◆ Stated exercise:
Rewrite every one of the records below, changing "running-indicator" to "active-indicator" and leaving everything else unchanged.

◆ Materials provided:
══════════════════════════════

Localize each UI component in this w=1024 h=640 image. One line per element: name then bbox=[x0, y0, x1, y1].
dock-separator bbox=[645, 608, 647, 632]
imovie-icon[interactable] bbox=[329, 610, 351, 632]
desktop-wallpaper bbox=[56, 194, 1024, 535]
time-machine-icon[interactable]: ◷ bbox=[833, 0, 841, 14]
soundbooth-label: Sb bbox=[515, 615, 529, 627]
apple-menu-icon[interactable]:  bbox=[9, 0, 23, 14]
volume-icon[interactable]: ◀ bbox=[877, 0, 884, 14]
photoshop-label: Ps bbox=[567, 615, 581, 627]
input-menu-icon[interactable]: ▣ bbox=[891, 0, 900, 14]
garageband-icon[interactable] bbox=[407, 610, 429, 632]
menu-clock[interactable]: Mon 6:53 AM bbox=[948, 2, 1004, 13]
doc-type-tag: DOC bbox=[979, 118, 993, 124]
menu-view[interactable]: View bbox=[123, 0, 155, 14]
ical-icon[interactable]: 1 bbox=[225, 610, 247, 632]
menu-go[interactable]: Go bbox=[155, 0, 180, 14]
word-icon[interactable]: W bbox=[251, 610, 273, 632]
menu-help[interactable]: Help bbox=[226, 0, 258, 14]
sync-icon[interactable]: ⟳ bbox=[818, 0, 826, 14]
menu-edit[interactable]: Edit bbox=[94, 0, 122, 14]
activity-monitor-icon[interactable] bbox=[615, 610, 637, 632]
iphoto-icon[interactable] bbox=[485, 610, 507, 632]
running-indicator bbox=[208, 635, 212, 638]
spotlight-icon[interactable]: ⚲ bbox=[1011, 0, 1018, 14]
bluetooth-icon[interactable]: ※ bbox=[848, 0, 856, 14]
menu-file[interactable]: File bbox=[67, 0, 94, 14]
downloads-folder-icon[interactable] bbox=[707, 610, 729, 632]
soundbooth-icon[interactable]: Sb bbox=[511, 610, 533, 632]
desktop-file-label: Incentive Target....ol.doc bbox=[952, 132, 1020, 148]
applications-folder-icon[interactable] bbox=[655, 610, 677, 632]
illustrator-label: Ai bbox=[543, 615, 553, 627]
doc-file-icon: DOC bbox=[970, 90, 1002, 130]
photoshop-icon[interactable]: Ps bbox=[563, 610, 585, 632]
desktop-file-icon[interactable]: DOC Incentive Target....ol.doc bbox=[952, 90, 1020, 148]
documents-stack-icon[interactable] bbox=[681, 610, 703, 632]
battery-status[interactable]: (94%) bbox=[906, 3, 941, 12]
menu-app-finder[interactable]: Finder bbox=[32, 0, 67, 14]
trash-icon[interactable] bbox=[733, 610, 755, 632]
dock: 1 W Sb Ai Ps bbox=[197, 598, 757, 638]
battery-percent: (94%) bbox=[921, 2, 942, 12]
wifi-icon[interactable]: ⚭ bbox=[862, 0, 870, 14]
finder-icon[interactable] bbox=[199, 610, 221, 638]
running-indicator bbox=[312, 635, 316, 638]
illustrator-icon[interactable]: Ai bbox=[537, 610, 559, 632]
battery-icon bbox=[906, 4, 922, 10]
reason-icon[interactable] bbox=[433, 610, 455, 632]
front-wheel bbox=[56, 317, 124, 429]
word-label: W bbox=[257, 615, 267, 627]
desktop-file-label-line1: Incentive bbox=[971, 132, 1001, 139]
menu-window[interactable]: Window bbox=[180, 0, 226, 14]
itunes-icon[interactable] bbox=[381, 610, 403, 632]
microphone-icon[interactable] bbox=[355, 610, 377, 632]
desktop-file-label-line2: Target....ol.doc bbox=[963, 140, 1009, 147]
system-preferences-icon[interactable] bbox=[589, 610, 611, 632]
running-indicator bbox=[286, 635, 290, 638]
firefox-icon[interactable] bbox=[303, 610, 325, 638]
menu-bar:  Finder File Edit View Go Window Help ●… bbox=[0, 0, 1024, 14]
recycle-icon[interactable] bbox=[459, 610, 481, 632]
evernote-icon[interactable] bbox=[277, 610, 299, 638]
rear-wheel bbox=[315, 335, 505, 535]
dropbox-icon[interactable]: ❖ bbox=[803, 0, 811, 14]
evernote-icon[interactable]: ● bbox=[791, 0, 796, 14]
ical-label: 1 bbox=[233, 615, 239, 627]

══════════════════════════════

◆ Answer below:
Localize each UI component in this w=1024 h=640 image. One line per element: name then bbox=[x0, y0, x1, y1].
dock-separator bbox=[645, 608, 647, 632]
imovie-icon[interactable] bbox=[329, 610, 351, 632]
desktop-wallpaper bbox=[56, 194, 1024, 535]
time-machine-icon[interactable]: ◷ bbox=[833, 0, 841, 14]
soundbooth-label: Sb bbox=[515, 615, 529, 627]
apple-menu-icon[interactable]:  bbox=[9, 0, 23, 14]
volume-icon[interactable]: ◀ bbox=[877, 0, 884, 14]
photoshop-label: Ps bbox=[567, 615, 581, 627]
input-menu-icon[interactable]: ▣ bbox=[891, 0, 900, 14]
garageband-icon[interactable] bbox=[407, 610, 429, 632]
menu-clock[interactable]: Mon 6:53 AM bbox=[948, 2, 1004, 13]
doc-type-tag: DOC bbox=[979, 118, 993, 124]
menu-view[interactable]: View bbox=[123, 0, 155, 14]
ical-icon[interactable]: 1 bbox=[225, 610, 247, 632]
menu-go[interactable]: Go bbox=[155, 0, 180, 14]
word-icon[interactable]: W bbox=[251, 610, 273, 632]
menu-help[interactable]: Help bbox=[226, 0, 258, 14]
sync-icon[interactable]: ⟳ bbox=[818, 0, 826, 14]
menu-edit[interactable]: Edit bbox=[94, 0, 122, 14]
activity-monitor-icon[interactable] bbox=[615, 610, 637, 632]
iphoto-icon[interactable] bbox=[485, 610, 507, 632]
active-indicator bbox=[208, 635, 212, 638]
spotlight-icon[interactable]: ⚲ bbox=[1011, 0, 1018, 14]
bluetooth-icon[interactable]: ※ bbox=[848, 0, 856, 14]
menu-file[interactable]: File bbox=[67, 0, 94, 14]
downloads-folder-icon[interactable] bbox=[707, 610, 729, 632]
soundbooth-icon[interactable]: Sb bbox=[511, 610, 533, 632]
desktop-file-label: Incentive Target....ol.doc bbox=[952, 132, 1020, 148]
applications-folder-icon[interactable] bbox=[655, 610, 677, 632]
illustrator-label: Ai bbox=[543, 615, 553, 627]
doc-file-icon: DOC bbox=[970, 90, 1002, 130]
photoshop-icon[interactable]: Ps bbox=[563, 610, 585, 632]
desktop-file-icon[interactable]: DOC Incentive Target....ol.doc bbox=[952, 90, 1020, 148]
documents-stack-icon[interactable] bbox=[681, 610, 703, 632]
battery-status[interactable]: (94%) bbox=[906, 3, 941, 12]
menu-app-finder[interactable]: Finder bbox=[32, 0, 67, 14]
trash-icon[interactable] bbox=[733, 610, 755, 632]
dock: 1 W Sb Ai Ps bbox=[197, 598, 757, 638]
battery-percent: (94%) bbox=[921, 2, 942, 12]
wifi-icon[interactable]: ⚭ bbox=[862, 0, 870, 14]
finder-icon[interactable] bbox=[199, 610, 221, 638]
active-indicator bbox=[312, 635, 316, 638]
illustrator-icon[interactable]: Ai bbox=[537, 610, 559, 632]
battery-icon bbox=[906, 4, 922, 10]
reason-icon[interactable] bbox=[433, 610, 455, 632]
front-wheel bbox=[56, 317, 124, 429]
word-label: W bbox=[257, 615, 267, 627]
desktop-file-label-line1: Incentive bbox=[971, 132, 1001, 139]
menu-window[interactable]: Window bbox=[180, 0, 226, 14]
itunes-icon[interactable] bbox=[381, 610, 403, 632]
microphone-icon[interactable] bbox=[355, 610, 377, 632]
desktop-file-label-line2: Target....ol.doc bbox=[963, 140, 1009, 147]
system-preferences-icon[interactable] bbox=[589, 610, 611, 632]
active-indicator bbox=[286, 635, 290, 638]
firefox-icon[interactable] bbox=[303, 610, 325, 638]
menu-bar:  Finder File Edit View Go Window Help ●… bbox=[0, 0, 1024, 14]
recycle-icon[interactable] bbox=[459, 610, 481, 632]
evernote-icon[interactable] bbox=[277, 610, 299, 638]
rear-wheel bbox=[315, 335, 505, 535]
dropbox-icon[interactable]: ❖ bbox=[803, 0, 811, 14]
evernote-icon[interactable]: ● bbox=[791, 0, 796, 14]
ical-label: 1 bbox=[233, 615, 239, 627]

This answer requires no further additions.